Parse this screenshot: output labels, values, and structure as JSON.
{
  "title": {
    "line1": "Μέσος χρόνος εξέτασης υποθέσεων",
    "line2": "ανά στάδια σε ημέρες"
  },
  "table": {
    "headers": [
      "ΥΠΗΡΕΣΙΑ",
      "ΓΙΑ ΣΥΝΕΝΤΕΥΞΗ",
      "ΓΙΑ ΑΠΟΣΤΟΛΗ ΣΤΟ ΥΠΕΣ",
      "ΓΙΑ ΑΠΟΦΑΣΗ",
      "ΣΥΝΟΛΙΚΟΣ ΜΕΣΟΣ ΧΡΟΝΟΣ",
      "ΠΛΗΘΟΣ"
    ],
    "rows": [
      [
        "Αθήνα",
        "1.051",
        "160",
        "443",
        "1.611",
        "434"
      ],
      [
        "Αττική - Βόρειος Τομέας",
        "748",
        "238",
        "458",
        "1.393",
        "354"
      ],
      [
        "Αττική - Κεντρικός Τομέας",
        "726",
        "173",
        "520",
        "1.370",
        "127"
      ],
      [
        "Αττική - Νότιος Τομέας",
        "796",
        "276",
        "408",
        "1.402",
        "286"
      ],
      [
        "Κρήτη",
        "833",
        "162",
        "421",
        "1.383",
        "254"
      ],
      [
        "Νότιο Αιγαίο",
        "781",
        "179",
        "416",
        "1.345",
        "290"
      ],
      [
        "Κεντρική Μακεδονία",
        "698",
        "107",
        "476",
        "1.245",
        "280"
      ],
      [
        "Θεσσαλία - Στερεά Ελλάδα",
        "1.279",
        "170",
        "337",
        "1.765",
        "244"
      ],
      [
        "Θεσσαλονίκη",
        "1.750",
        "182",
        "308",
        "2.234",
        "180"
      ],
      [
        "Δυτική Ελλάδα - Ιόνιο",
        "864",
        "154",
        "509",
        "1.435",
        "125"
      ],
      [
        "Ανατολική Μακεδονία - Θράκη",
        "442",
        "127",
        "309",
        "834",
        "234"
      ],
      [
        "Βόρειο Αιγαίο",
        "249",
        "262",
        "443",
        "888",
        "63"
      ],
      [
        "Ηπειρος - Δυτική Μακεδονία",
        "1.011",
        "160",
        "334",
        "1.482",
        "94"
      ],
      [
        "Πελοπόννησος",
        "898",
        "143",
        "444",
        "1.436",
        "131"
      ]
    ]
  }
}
#####
Write out all of the records once more, exactly.

* **Final result**:
Parse this screenshot: output labels, values, and structure as JSON.
{
  "title": {
    "line1": "Μέσος χρόνος εξέτασης υποθέσεων",
    "line2": "ανά στάδια σε ημέρες"
  },
  "table": {
    "headers": [
      "ΥΠΗΡΕΣΙΑ",
      "ΓΙΑ ΣΥΝΕΝΤΕΥΞΗ",
      "ΓΙΑ ΑΠΟΣΤΟΛΗ ΣΤΟ ΥΠΕΣ",
      "ΓΙΑ ΑΠΟΦΑΣΗ",
      "ΣΥΝΟΛΙΚΟΣ ΜΕΣΟΣ ΧΡΟΝΟΣ",
      "ΠΛΗΘΟΣ"
    ],
    "rows": [
      [
        "Αθήνα",
        "1.051",
        "160",
        "443",
        "1.611",
        "434"
      ],
      [
        "Αττική - Βόρειος Τομέας",
        "748",
        "238",
        "458",
        "1.393",
        "354"
      ],
      [
        "Αττική - Κεντρικός Τομέας",
        "726",
        "173",
        "520",
        "1.370",
        "127"
      ],
      [
        "Αττική - Νότιος Τομέας",
        "796",
        "276",
        "408",
        "1.402",
        "286"
      ],
      [
        "Κρήτη",
        "833",
        "162",
        "421",
        "1.383",
        "254"
      ],
      [
        "Νότιο Αιγαίο",
        "781",
        "179",
        "416",
        "1.345",
        "290"
      ],
      [
        "Κεντρική Μακεδονία",
        "698",
        "107",
        "476",
        "1.245",
        "280"
      ],
      [
        "Θεσσαλία - Στερεά Ελλάδα",
        "1.279",
        "170",
        "337",
        "1.765",
        "244"
      ],
      [
        "Θεσσαλονίκη",
        "1.750",
        "182",
        "308",
        "2.234",
        "180"
      ],
      [
        "Δυτική Ελλάδα - Ιόνιο",
        "864",
        "154",
        "509",
        "1.435",
        "125"
      ],
      [
        "Ανατολική Μακεδονία - Θράκη",
        "442",
        "127",
        "309",
        "834",
        "234"
      ],
      [
        "Βόρειο Αιγαίο",
        "249",
        "262",
        "443",
        "888",
        "63"
      ],
      [
        "Ηπειρος - Δυτική Μακεδονία",
        "1.011",
        "160",
        "334",
        "1.482",
        "94"
      ],
      [
        "Πελοπόννησος",
        "898",
        "143",
        "444",
        "1.436",
        "131"
      ]
    ]
  }
}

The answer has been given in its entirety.